Rows of rooftop solar panels
The solar installation is spread across multiple rooftops at the Westmont Distribution Center near the Port of LA.
Photos by Elijah Chiland

Editor's Note: This post was originally published in June, 2017 and has been updated with the most recent information.

Los Angeles—where the sun shines three out of every four days per year—is now home to one of the largest rooftop solar installations ever constructed.

On Monday, Mayor Eric Garcetti toured the recently completed Westmont Solar Rooftop project in San Pedro, a 2 million-square-foot arrangement of solar panels that is expected to generate up to 16.4 megawatts of power for the Los Angeles Department of Water and Power—enough to supply around 5,000 homes.

The installation was developed by solar energy installation firm PermaCity as part of the DWP’s Feed-in Tariff program, which allows property owners to sell energy gathered from rooftop solar installations directly to the power company.
------------------------------------------------------------------------
Instructions ::
1 - According to the solar installation passage, how much power is the Westmont Solar Rooftop project expected to generate?
2 - List every place named in the solar installation passage, including cities, districts, ports and sites.
3 - Rewrite the paragraph of the solar installation passage that begins "On Monday, Mayor Eric Garcetti toured" as a bulleted list of its main facts.

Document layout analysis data
------------------------------------------------------------------------
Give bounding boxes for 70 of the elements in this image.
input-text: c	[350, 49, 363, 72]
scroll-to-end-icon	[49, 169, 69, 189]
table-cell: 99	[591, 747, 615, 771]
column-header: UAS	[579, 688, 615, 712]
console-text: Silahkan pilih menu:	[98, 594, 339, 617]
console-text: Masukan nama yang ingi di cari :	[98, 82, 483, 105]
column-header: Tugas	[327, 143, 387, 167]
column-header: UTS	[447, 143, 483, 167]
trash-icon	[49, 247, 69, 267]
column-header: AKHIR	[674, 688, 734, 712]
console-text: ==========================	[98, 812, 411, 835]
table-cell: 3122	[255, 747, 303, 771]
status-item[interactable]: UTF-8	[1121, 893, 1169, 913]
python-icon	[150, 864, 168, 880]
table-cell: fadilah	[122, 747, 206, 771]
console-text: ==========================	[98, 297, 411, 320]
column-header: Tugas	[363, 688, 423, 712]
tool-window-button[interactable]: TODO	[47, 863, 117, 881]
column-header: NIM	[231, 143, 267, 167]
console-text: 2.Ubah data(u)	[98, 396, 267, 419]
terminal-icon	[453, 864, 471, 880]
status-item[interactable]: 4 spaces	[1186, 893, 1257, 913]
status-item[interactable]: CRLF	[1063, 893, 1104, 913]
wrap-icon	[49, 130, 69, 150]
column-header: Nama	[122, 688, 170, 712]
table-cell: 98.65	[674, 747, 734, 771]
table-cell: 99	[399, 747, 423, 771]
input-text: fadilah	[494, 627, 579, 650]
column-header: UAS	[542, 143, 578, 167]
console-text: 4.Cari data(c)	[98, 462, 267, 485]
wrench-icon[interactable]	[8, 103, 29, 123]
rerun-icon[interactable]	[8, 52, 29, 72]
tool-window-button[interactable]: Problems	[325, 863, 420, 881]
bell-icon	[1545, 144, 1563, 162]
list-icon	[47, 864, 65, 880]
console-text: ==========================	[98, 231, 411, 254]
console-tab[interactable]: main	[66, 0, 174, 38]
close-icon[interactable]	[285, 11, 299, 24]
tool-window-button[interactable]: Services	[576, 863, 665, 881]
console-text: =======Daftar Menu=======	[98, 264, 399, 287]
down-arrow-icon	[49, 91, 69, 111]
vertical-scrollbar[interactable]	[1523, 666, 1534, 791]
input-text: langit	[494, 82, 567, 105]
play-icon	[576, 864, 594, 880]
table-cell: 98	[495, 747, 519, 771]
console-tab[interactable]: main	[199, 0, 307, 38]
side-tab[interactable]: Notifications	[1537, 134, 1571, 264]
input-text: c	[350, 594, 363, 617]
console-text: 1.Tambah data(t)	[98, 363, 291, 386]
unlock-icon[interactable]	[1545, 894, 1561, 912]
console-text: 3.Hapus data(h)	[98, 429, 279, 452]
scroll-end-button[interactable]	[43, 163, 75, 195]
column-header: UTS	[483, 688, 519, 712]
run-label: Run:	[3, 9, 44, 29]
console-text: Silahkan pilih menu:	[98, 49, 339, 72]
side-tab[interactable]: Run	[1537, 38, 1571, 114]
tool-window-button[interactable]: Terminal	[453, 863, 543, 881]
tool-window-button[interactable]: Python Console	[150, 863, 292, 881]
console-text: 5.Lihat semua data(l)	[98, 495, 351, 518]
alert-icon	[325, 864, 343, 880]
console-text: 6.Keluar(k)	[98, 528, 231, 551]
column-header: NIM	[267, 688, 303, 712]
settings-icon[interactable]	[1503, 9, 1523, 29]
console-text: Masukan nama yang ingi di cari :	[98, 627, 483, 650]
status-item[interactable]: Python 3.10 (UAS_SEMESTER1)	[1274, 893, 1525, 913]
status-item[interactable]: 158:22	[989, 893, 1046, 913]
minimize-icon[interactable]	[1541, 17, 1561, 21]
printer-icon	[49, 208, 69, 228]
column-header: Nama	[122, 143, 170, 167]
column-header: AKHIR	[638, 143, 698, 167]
------------------------------------------------------------------------
Expected outputs ::
1 - Up to 16.4 megawatts.

2 -
- Westmont Distribution Center
- Port of LA
- Los Angeles
- San Pedro

3 -
- On Monday, Mayor Eric Garcetti toured the recently completed Westmont Solar Rooftop project in San Pedro.
- The project is a 2 million-square-foot arrangement of solar panels.
- It is expected to generate up to 16.4 megawatts of power for the Los Angeles Department of Water and Power.
- That is enough to supply around 5,000 homes.